* WRITTEN REQUEST *
Below are some entries. Copy each line that holds the string "JSON".

Extracted data entries:
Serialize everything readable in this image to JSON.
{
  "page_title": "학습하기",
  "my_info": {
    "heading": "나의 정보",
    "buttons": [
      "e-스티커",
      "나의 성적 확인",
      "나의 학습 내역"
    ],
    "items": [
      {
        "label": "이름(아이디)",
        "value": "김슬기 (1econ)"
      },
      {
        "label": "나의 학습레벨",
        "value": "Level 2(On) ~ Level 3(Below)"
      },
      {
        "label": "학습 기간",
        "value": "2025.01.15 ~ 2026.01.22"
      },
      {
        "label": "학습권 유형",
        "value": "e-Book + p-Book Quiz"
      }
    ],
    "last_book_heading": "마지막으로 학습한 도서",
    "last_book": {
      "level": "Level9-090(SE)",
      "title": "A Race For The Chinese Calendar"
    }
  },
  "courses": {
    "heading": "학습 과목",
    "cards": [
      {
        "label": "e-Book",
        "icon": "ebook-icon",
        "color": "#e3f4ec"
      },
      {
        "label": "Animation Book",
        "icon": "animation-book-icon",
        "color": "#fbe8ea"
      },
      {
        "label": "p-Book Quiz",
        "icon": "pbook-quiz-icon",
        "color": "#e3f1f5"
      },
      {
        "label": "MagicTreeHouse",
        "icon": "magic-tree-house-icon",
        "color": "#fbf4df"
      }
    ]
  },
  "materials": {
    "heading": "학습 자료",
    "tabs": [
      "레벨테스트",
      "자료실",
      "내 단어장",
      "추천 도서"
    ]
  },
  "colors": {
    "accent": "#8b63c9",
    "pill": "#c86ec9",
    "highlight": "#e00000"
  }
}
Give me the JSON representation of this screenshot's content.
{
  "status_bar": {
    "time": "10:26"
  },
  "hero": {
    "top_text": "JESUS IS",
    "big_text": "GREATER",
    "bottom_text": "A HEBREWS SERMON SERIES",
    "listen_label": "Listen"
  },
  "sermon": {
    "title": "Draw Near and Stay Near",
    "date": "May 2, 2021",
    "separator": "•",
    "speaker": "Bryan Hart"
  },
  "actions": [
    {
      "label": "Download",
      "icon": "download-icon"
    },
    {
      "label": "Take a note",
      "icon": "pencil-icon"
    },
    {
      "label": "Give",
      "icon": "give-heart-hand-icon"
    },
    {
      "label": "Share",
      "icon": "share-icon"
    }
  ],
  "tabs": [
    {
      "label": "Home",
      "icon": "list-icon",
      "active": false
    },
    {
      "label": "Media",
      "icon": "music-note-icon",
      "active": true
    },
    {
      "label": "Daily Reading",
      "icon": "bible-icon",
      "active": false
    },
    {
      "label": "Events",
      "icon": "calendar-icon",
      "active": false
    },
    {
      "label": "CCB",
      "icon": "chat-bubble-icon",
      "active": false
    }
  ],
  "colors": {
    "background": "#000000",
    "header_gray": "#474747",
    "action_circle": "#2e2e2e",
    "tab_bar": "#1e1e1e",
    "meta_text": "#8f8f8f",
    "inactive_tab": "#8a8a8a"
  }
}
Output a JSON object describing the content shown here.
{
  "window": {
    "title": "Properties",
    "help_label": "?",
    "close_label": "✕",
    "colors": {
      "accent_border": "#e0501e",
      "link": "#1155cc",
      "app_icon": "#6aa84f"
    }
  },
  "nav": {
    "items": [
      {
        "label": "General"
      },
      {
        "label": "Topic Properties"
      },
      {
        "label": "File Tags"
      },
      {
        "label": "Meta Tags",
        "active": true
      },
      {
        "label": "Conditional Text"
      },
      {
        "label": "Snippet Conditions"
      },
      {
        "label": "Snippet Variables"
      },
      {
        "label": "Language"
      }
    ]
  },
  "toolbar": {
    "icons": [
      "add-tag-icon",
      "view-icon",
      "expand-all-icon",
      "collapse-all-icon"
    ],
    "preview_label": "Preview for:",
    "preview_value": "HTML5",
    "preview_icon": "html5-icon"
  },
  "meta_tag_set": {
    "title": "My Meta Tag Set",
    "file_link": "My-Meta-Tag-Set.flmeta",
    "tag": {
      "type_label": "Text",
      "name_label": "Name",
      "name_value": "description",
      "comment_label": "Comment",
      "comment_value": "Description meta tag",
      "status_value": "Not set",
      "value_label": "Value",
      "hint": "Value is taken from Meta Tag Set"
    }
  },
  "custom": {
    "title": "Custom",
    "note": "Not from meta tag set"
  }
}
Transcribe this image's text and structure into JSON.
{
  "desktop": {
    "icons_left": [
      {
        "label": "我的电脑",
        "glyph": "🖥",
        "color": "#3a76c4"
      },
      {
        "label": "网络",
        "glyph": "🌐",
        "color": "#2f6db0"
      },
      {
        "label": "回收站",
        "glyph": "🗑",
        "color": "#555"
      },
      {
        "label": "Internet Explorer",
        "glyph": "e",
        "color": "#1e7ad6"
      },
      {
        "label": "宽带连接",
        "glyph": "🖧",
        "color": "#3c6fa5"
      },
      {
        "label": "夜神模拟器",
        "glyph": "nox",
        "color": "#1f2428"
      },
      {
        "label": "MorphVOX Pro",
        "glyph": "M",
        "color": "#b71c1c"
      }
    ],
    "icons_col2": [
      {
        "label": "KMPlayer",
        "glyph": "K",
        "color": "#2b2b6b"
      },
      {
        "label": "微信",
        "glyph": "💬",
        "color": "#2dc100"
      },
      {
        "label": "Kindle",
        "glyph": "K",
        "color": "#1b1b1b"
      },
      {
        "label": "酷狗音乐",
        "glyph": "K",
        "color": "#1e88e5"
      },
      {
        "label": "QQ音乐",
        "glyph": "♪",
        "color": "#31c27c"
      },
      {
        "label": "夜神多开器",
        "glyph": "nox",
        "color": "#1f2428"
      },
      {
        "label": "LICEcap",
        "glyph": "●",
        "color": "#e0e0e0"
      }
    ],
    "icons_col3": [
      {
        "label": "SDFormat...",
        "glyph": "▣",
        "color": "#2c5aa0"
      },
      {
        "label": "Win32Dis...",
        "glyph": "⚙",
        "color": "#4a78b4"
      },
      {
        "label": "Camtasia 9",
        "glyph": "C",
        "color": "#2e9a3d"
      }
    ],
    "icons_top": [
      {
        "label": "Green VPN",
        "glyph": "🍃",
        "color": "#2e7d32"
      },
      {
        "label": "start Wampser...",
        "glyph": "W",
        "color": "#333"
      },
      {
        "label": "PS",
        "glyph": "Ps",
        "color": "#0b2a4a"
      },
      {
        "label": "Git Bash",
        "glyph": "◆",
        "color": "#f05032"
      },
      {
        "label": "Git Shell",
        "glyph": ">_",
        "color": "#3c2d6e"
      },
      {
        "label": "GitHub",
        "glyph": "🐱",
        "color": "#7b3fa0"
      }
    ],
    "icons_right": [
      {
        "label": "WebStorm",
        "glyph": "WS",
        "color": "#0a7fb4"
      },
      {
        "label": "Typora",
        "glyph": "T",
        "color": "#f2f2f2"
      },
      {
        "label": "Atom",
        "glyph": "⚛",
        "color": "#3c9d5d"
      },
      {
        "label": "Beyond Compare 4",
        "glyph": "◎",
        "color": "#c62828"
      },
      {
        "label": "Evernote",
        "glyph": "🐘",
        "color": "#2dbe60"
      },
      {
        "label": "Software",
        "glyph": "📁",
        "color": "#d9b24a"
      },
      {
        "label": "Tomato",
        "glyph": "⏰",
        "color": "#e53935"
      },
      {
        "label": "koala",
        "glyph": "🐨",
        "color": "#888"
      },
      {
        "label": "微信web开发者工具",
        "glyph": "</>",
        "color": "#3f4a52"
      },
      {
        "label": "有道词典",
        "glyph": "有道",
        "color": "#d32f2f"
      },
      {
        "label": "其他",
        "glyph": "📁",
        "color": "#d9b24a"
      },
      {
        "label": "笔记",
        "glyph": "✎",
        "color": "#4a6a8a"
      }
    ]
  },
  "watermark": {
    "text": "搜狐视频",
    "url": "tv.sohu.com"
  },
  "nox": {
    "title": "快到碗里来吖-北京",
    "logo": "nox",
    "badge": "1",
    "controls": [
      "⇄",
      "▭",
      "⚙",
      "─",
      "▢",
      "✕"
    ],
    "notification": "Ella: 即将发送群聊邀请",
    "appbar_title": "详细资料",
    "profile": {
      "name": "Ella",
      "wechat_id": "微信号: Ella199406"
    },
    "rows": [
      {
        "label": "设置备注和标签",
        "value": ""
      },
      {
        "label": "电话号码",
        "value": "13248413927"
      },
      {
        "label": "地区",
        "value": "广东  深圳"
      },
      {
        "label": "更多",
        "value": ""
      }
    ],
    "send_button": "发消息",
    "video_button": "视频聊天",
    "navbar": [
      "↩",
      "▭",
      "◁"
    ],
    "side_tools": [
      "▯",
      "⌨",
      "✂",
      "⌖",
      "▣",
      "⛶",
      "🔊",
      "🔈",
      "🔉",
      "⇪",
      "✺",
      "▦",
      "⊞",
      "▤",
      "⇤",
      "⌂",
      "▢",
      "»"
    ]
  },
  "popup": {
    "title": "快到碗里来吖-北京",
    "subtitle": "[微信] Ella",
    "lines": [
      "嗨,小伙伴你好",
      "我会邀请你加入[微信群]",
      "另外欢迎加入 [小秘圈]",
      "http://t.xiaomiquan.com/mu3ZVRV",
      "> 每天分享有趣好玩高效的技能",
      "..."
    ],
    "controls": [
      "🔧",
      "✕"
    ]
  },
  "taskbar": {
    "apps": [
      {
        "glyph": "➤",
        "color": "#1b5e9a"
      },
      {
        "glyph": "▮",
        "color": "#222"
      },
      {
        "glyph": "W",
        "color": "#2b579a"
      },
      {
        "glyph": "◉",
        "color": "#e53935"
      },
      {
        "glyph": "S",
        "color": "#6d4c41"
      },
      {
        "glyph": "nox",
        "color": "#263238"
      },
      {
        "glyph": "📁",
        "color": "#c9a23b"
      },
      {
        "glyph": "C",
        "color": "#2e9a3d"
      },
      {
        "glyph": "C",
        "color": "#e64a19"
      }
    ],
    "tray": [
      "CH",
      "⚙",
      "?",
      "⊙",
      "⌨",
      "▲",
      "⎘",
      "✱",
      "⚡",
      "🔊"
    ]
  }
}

* EXPECTED ANSWER *
Serialize everything readable in this image to JSON.
Give me the JSON representation of this screenshot's content.
Output a JSON object describing the content shown here.
Transcribe this image's text and structure into JSON.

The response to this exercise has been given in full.